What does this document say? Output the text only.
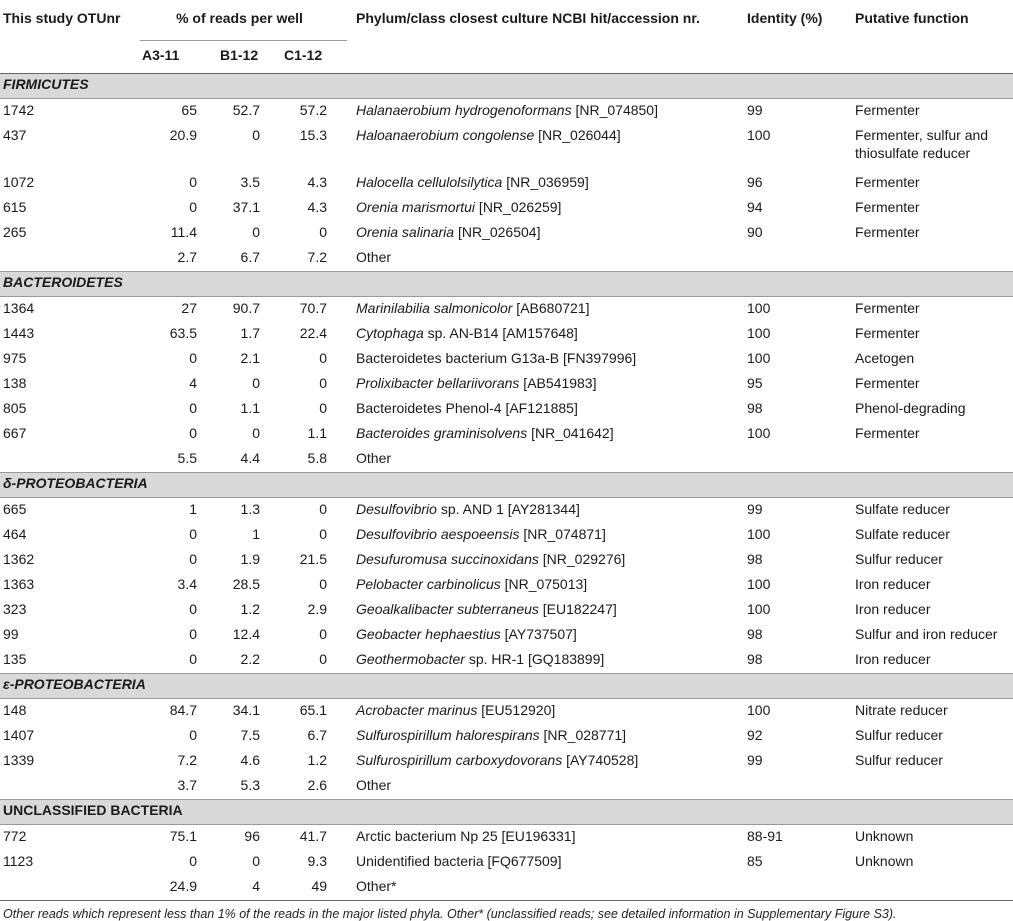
This study OTUnr	% of reads per well				Phylum/class closest culture NCBI hit/accession nr.	Identity (%)	Putative function
	A3-11	B1-12	C1-12				
FIRMICUTES							
1742	65	52.7	57.2		Halanaerobium hydrogenoformans [NR_074850]	99	Fermenter
437	20.9	0	15.3		Haloanaerobium congolense [NR_026044]	100	Fermenter, sulfur and thiosulfate reducer
1072	0	3.5	4.3		Halocella cellulolsilytica [NR_036959]	96	Fermenter
615	0	37.1	4.3		Orenia marismortui [NR_026259]	94	Fermenter
265	11.4	0	0		Orenia salinaria [NR_026504]	90	Fermenter
	2.7	6.7	7.2		Other		
BACTEROIDETES							
1364	27	90.7	70.7		Marinilabilia salmonicolor [AB680721]	100	Fermenter
1443	63.5	1.7	22.4		Cytophaga sp. AN-B14 [AM157648]	100	Fermenter
975	0	2.1	0		Bacteroidetes bacterium G13a-B [FN397996]	100	Acetogen
138	4	0	0		Prolixibacter bellariivorans [AB541983]	95	Fermenter
805	0	1.1	0		Bacteroidetes Phenol-4 [AF121885]	98	Phenol-degrading
667	0	0	1.1		Bacteroides graminisolvens [NR_041642]	100	Fermenter
	5.5	4.4	5.8		Other		
δ-PROTEOBACTERIA							
665	1	1.3	0		Desulfovibrio sp. AND 1 [AY281344]	99	Sulfate reducer
464	0	1	0		Desulfovibrio aespoeensis [NR_074871]	100	Sulfate reducer
1362	0	1.9	21.5		Desufuromusa succinoxidans [NR_029276]	98	Sulfur reducer
1363	3.4	28.5	0		Pelobacter carbinolicus [NR_075013]	100	Iron reducer
323	0	1.2	2.9		Geoalkalibacter subterraneus [EU182247]	100	Iron reducer
99	0	12.4	0		Geobacter hephaestius [AY737507]	98	Sulfur and iron reducer
135	0	2.2	0		Geothermobacter sp. HR-1 [GQ183899]	98	Iron reducer
ε-PROTEOBACTERIA							
148	84.7	34.1	65.1		Acrobacter marinus [EU512920]	100	Nitrate reducer
1407	0	7.5	6.7		Sulfurospirillum halorespirans [NR_028771]	92	Sulfur reducer
1339	7.2	4.6	1.2		Sulfurospirillum carboxydovorans [AY740528]	99	Sulfur reducer
	3.7	5.3	2.6		Other		
UNCLASSIFIED BACTERIA							
772	75.1	96	41.7		Arctic bacterium Np 25 [EU196331]	88-91	Unknown
1123	0	0	9.3		Unidentified bacteria [FQ677509]	85	Unknown
	24.9	4	49		Other*		
Other reads which represent less than 1% of the reads in the major listed phyla. Other* (unclassified reads; see detailed information in Supplementary Figure S3).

## [Task brief]
Locate the word "bacterium" in the data above. Copy every line carrying it.

## [Response]
975	0	2.1	0		Bacteroidetes bacterium G13a-B [FN397996]	100	Acetogen
772	75.1	96	41.7		Arctic bacterium Np 25 [EU196331]	88-91	Unknown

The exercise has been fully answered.